▸ Stated exercise: Write the count of lines that contain the word "true" and nothing else.
★ ★ ★ ★ ★ ★ ★
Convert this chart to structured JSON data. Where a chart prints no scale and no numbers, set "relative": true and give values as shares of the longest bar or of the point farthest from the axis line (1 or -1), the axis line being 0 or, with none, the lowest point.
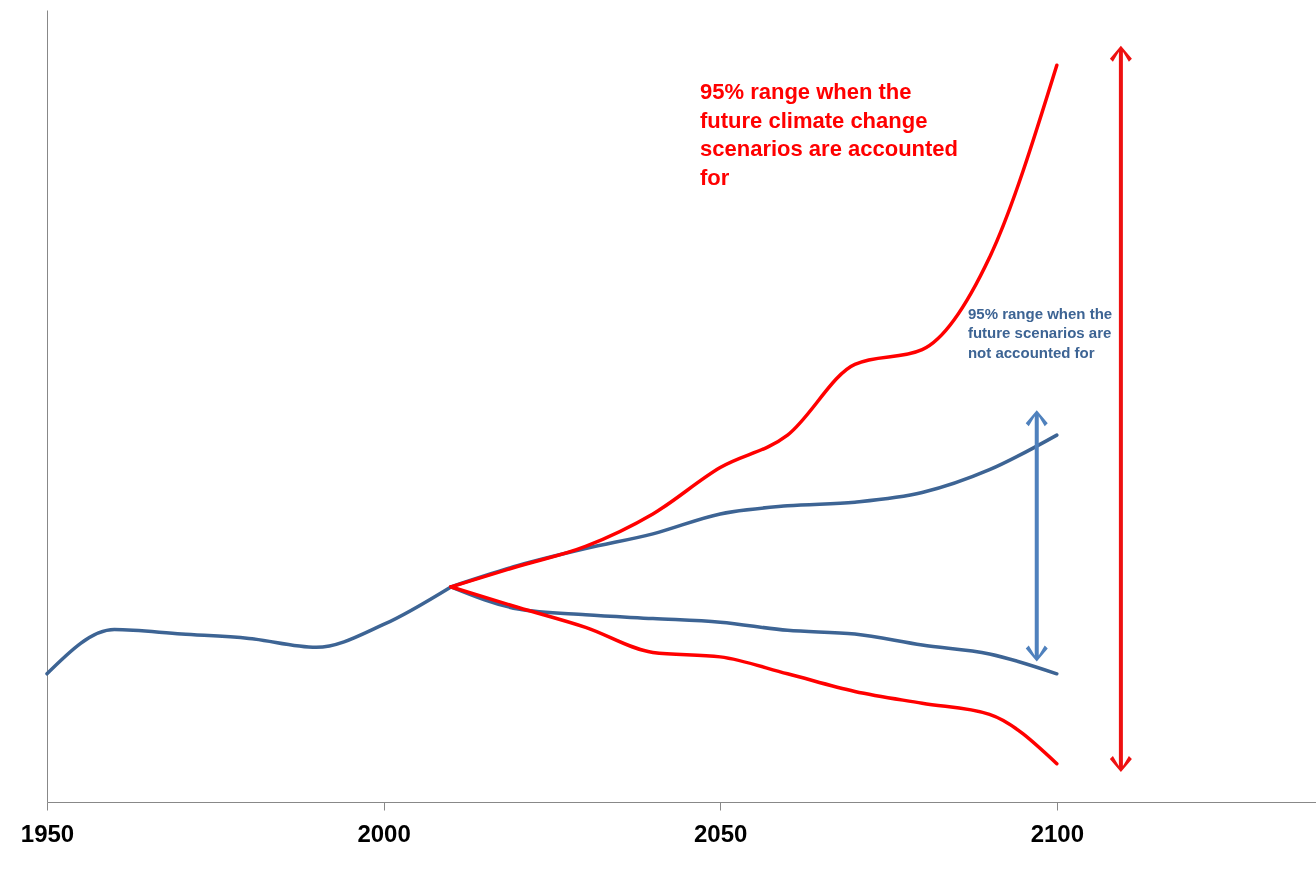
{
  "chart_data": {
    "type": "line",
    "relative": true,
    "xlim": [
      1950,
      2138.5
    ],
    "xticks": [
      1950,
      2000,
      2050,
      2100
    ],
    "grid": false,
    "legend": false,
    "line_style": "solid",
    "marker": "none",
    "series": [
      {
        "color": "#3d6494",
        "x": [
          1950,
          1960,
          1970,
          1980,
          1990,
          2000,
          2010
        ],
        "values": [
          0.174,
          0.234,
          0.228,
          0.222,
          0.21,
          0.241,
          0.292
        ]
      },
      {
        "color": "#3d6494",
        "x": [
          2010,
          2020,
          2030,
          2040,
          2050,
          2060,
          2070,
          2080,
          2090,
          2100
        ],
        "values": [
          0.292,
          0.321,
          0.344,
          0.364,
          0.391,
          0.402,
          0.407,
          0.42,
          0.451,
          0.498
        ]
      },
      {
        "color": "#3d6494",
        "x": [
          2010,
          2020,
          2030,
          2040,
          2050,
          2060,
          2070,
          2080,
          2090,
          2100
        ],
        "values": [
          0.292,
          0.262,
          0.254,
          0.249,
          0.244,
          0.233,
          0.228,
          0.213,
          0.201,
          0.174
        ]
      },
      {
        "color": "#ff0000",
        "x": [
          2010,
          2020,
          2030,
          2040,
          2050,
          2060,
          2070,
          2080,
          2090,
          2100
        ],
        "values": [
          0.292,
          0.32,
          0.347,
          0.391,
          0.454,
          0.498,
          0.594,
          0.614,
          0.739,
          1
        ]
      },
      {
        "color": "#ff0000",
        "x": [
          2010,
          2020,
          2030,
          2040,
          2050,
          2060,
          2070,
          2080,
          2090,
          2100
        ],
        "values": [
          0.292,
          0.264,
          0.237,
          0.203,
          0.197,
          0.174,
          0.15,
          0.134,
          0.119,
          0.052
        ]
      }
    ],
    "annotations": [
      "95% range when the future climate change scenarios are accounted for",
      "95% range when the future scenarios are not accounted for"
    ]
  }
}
★ ★ ★ ★ ★ ★ ★
▸ Task answer: 2